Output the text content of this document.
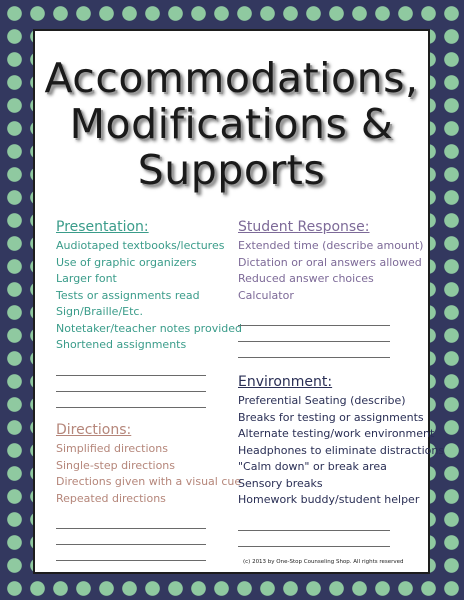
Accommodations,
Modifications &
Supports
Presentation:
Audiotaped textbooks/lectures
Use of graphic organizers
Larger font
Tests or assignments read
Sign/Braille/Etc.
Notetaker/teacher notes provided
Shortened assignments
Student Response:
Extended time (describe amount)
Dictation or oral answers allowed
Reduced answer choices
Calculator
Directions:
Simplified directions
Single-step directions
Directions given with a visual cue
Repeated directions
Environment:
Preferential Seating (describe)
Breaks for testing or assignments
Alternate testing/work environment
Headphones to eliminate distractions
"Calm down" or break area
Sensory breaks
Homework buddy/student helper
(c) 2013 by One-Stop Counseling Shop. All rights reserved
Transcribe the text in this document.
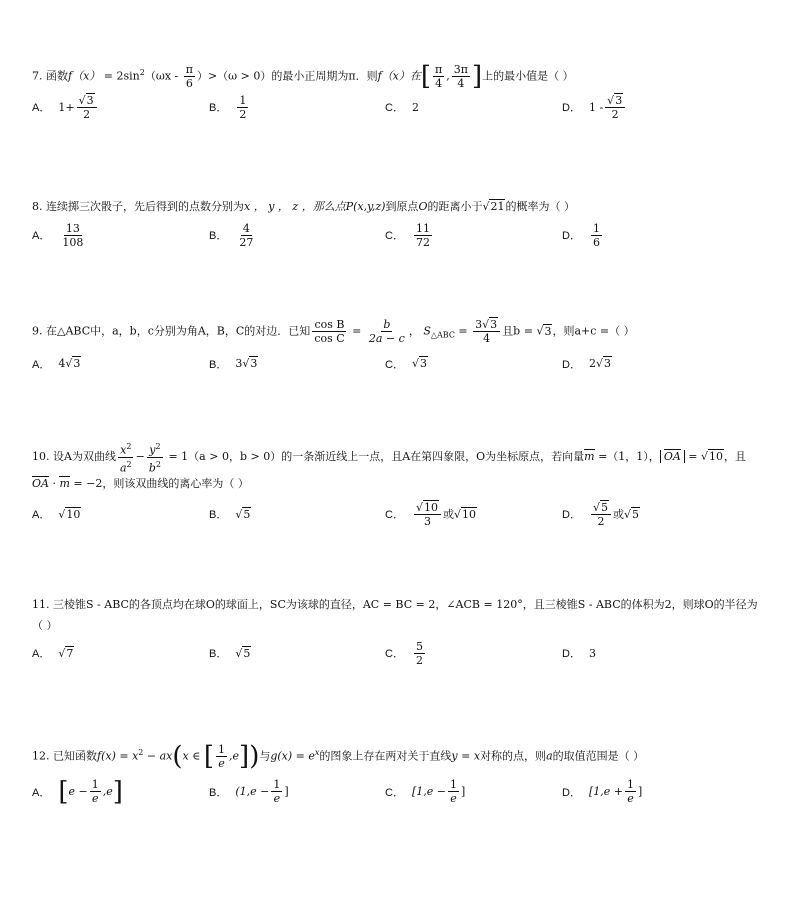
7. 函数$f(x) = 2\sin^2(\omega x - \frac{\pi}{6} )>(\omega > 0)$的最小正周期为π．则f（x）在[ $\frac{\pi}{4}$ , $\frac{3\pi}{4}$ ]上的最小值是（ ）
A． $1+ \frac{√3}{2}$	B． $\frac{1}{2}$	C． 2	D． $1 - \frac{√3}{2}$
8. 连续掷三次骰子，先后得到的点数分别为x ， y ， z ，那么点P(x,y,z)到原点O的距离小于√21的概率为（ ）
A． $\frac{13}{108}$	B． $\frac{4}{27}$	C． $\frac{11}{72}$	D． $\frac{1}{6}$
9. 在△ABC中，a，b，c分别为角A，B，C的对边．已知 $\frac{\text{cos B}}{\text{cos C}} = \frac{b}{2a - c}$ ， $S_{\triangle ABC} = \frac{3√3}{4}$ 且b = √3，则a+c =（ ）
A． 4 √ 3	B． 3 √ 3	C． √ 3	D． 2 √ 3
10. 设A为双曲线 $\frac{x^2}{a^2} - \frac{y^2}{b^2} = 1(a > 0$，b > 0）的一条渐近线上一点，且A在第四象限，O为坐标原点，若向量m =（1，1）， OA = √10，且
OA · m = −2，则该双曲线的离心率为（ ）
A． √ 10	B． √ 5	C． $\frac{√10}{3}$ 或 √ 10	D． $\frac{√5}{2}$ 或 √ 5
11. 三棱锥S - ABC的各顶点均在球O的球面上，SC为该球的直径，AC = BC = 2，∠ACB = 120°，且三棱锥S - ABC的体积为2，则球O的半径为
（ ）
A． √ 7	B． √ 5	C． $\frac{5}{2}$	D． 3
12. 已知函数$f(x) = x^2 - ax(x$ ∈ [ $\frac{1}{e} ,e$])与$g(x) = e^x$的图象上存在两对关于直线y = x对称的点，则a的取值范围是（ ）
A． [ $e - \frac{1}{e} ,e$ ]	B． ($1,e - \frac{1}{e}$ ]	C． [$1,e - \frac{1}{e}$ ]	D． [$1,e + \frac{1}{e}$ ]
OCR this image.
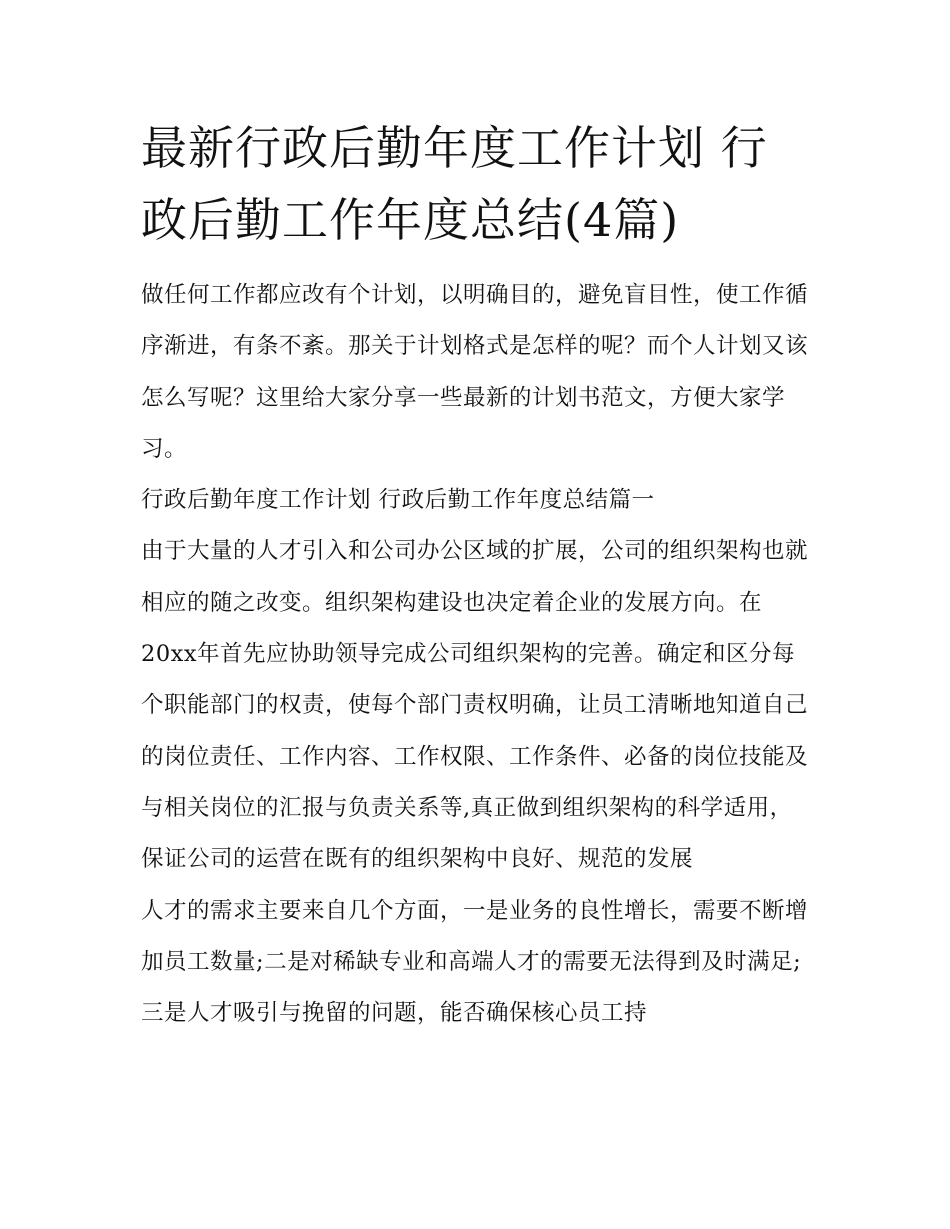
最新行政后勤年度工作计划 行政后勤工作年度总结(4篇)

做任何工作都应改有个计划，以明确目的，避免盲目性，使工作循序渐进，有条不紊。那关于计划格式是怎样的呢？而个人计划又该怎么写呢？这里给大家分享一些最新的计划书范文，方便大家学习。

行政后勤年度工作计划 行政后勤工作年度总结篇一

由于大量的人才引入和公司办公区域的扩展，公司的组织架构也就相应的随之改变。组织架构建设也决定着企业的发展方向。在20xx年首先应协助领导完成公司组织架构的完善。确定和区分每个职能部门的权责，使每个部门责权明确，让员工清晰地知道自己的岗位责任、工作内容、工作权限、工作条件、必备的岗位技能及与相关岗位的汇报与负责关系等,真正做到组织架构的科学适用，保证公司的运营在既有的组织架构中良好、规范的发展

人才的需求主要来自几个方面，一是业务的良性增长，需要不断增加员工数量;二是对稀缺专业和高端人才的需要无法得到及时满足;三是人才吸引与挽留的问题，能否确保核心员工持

**DESCRIPTION OF THE TASK**. Find the string "describe" in the listing and return every line that holds it.

**TASK RESPONSE**.
Extended time (describe amount)
Preferential Seating (describe)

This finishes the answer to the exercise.